AIM: In the entries that follow, how many lines contain "constrained"? Answer with the number only.

(Rows from a dataset)

---*---

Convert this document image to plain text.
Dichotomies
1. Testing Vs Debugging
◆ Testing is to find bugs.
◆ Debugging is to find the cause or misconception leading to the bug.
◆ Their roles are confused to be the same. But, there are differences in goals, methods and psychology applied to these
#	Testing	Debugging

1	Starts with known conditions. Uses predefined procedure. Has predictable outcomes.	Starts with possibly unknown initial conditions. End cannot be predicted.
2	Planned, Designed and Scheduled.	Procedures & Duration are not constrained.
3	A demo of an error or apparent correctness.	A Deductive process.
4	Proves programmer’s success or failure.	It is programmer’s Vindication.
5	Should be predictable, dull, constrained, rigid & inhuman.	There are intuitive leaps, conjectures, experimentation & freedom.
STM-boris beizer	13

---*---

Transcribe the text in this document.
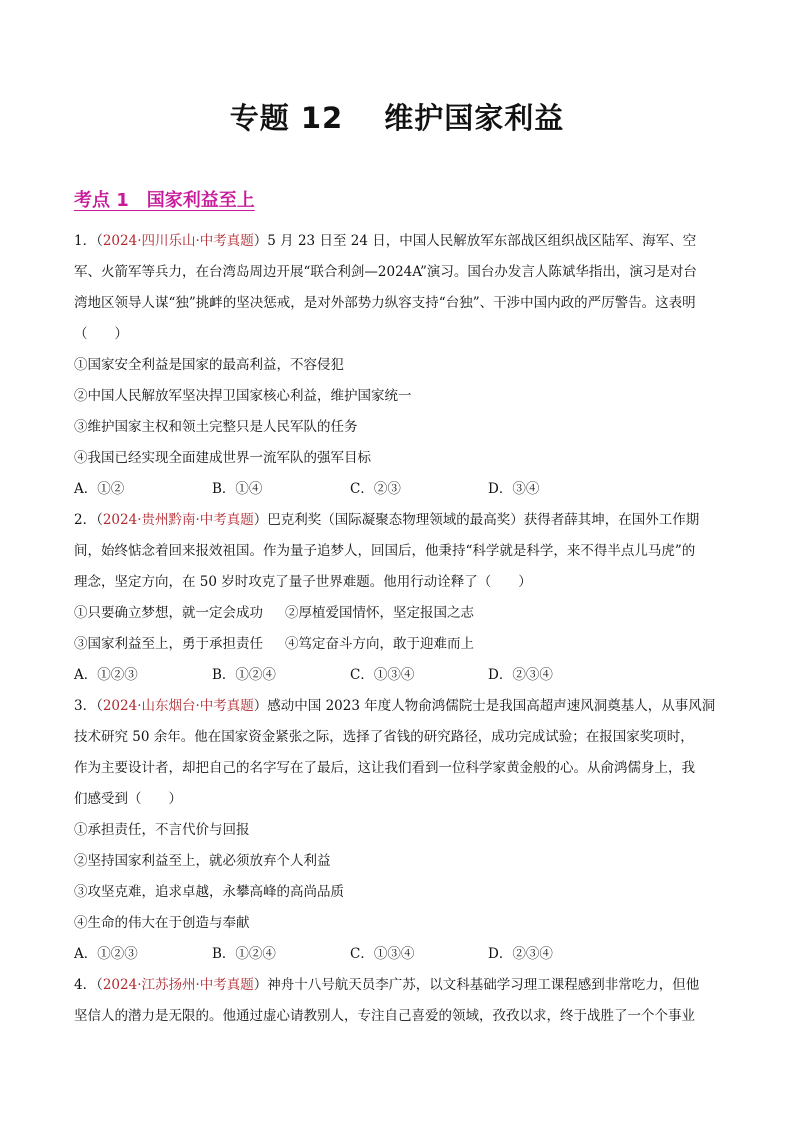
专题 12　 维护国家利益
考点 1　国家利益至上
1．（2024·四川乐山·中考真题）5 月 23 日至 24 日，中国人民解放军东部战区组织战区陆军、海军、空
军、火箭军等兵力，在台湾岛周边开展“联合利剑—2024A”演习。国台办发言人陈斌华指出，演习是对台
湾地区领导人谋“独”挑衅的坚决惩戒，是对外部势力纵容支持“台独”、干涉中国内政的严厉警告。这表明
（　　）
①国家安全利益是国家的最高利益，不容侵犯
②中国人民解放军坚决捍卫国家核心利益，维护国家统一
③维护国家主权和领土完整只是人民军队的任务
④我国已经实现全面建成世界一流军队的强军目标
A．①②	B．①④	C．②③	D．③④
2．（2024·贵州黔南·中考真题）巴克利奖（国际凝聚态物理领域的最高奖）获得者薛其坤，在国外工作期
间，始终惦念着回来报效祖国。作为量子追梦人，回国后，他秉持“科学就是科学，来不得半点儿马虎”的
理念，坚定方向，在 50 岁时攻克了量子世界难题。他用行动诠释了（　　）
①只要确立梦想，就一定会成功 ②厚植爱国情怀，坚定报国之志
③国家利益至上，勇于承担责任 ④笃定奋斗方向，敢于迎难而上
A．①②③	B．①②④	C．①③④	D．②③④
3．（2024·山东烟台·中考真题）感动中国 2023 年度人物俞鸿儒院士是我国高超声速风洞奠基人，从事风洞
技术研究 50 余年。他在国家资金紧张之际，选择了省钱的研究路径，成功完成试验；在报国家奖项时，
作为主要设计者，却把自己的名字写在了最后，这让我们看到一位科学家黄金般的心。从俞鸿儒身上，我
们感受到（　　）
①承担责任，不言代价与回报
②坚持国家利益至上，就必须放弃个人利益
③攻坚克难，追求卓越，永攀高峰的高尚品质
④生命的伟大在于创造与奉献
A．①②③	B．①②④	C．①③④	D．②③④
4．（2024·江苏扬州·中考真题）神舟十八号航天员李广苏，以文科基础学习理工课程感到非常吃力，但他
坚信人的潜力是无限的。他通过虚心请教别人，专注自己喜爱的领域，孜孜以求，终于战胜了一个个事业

---*---

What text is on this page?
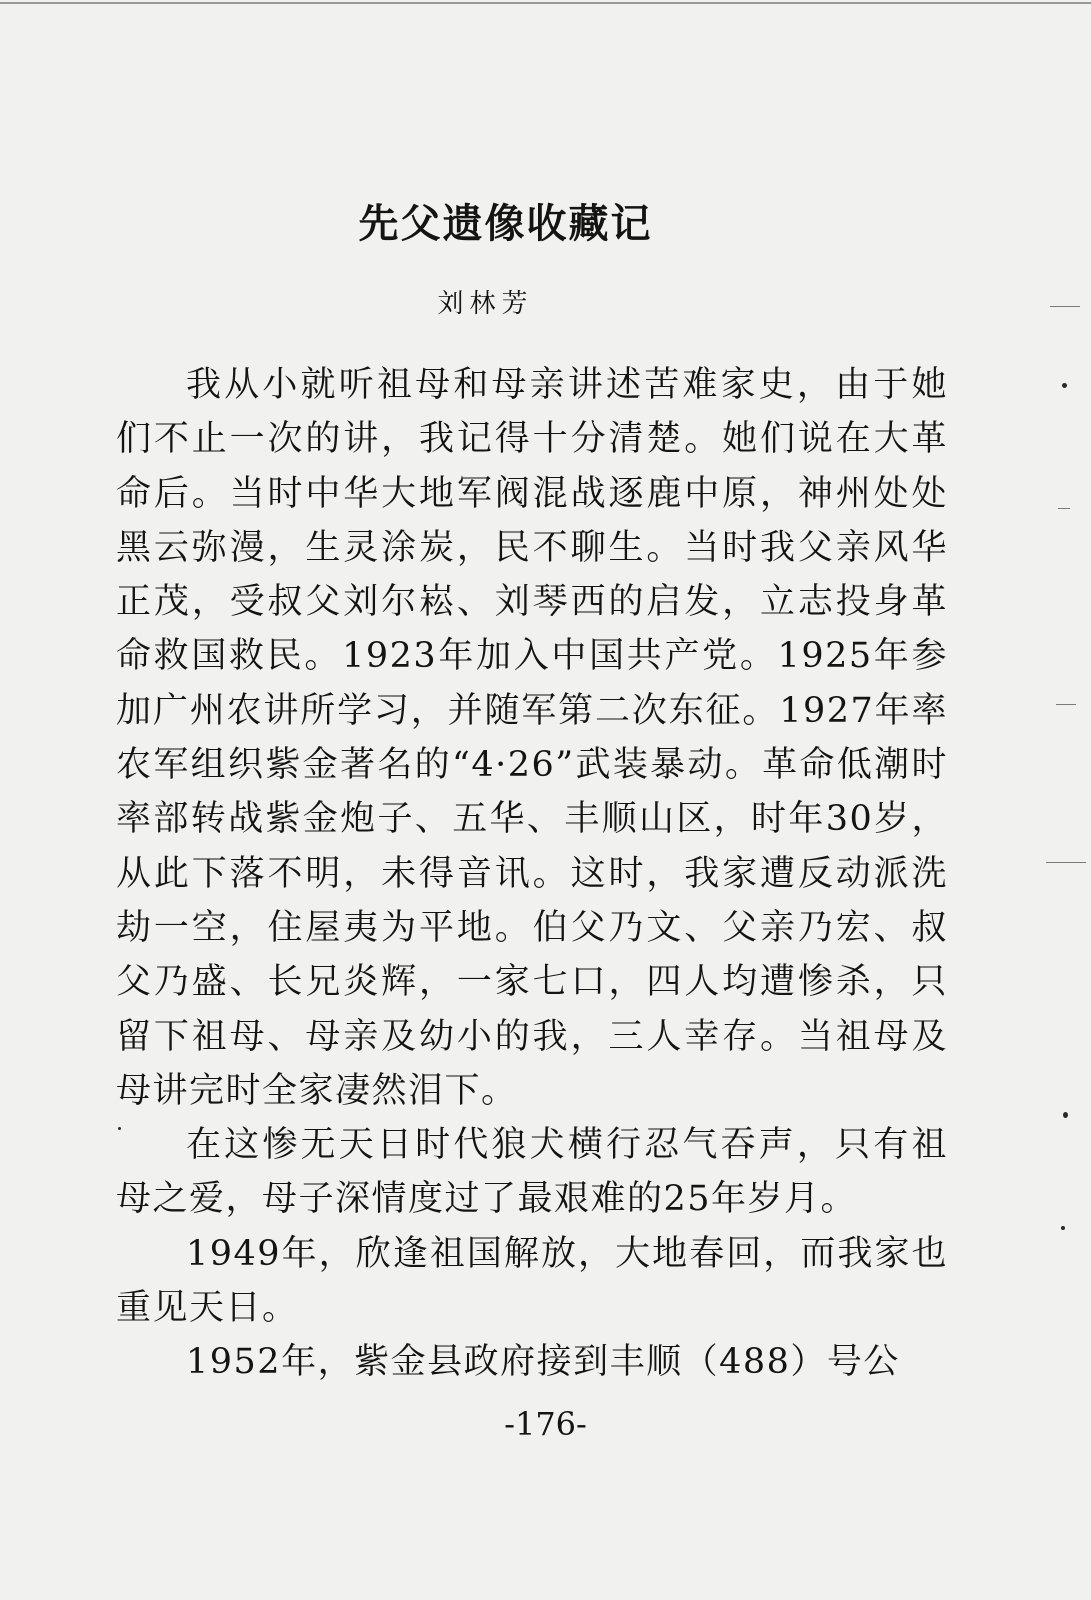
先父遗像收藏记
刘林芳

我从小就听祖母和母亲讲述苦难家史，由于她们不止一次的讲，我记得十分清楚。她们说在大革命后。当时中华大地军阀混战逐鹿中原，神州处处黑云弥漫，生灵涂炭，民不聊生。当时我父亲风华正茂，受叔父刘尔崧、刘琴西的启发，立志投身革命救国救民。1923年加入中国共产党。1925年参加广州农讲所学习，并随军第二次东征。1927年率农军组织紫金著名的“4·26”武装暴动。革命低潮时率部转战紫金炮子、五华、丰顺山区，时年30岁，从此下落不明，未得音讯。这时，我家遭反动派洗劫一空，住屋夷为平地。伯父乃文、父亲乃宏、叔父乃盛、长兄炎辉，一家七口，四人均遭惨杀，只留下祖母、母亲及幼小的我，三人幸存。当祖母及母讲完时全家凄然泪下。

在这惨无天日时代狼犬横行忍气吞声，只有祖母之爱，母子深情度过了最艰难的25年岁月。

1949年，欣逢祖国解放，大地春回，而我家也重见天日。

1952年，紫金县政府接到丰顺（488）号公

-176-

---*---

RESPONSE TO THIS EXERCISE: 2